Directions - Using the listing below, extract each line that has the word "maximum" in it.
========
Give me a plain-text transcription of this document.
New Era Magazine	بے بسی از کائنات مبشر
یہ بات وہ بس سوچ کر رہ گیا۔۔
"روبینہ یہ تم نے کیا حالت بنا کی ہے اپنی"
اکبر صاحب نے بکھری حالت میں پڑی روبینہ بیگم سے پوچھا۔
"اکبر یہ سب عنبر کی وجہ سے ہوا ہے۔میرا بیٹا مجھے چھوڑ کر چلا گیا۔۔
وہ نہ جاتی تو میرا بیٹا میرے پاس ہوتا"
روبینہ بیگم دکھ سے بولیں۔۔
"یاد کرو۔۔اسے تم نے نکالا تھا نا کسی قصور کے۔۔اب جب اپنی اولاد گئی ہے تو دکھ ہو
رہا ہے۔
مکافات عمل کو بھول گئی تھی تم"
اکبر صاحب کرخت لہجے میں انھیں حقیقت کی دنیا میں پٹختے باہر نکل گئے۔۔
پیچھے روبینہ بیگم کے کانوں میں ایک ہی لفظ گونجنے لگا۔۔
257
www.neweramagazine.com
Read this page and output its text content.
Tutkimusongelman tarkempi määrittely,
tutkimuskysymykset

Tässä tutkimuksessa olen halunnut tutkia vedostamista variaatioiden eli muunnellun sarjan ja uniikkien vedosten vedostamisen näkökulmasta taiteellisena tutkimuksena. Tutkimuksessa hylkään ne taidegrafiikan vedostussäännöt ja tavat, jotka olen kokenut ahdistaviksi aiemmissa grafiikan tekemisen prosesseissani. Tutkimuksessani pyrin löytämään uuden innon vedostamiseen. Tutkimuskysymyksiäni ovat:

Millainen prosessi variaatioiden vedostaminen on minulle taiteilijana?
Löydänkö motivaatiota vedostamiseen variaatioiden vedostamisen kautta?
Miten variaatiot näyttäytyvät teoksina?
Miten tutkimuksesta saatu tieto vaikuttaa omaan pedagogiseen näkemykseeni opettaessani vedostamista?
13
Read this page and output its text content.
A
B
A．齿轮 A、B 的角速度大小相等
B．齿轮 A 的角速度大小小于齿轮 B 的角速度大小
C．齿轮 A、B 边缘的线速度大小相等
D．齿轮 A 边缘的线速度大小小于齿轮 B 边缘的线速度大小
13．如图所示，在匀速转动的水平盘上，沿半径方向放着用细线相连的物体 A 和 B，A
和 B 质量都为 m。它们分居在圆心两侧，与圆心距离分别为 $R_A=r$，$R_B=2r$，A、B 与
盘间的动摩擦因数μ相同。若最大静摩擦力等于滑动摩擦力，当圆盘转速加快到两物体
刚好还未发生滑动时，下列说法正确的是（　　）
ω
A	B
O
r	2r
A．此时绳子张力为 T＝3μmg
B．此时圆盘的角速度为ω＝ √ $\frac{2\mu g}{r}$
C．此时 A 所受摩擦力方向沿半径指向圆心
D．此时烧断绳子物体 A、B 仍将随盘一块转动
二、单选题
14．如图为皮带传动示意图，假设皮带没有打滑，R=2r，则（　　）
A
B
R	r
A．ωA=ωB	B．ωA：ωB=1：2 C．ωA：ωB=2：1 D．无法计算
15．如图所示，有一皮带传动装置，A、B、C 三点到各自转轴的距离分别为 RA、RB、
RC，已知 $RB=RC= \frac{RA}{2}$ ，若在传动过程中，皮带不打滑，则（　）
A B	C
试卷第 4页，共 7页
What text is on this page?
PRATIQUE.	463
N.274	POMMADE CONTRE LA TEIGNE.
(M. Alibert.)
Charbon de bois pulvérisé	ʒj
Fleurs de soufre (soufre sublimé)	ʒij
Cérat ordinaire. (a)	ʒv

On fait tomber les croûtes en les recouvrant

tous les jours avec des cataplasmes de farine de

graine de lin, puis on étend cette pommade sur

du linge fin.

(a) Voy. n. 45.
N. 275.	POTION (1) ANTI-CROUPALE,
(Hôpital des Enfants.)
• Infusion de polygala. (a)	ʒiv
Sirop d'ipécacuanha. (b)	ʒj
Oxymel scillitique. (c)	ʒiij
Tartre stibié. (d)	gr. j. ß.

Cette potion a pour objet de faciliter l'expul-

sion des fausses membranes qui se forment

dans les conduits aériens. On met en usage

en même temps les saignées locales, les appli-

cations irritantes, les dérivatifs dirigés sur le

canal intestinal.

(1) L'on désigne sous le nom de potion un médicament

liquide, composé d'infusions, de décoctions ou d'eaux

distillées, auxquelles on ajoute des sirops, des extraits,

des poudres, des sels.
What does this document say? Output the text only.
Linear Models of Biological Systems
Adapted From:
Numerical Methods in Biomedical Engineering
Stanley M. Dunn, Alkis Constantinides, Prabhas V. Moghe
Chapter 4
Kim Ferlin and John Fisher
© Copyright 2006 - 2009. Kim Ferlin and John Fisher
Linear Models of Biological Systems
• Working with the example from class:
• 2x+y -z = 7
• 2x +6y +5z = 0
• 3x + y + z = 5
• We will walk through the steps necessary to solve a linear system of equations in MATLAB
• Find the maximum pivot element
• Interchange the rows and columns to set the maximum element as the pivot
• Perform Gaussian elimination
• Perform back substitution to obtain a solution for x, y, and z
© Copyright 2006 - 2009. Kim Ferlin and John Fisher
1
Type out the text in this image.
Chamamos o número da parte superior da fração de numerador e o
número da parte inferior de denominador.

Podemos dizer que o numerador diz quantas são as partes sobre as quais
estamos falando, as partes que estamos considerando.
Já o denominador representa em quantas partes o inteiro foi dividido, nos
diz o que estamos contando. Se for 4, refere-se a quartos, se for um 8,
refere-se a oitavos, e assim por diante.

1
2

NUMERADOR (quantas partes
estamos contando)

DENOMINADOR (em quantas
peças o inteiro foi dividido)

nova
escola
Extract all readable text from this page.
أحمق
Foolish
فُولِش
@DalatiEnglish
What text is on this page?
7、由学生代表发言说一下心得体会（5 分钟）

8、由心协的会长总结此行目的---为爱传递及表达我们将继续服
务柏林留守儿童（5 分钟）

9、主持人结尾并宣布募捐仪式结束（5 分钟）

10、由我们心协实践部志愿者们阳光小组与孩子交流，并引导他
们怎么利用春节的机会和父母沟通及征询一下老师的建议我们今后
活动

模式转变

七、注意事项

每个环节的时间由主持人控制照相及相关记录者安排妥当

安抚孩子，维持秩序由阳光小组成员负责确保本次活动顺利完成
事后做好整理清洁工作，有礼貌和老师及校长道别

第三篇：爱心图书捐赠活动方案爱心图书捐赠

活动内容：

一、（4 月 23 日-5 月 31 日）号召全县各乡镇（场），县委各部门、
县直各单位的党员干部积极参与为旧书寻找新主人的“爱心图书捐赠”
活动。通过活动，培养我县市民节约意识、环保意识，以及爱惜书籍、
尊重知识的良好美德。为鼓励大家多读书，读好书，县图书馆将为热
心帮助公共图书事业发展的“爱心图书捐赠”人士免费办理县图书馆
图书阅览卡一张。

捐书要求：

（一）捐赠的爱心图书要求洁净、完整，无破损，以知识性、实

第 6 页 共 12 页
========
Response to the exercise -
• Find the maximum pivot element
• Interchange the rows and columns to set the maximum element as the pivot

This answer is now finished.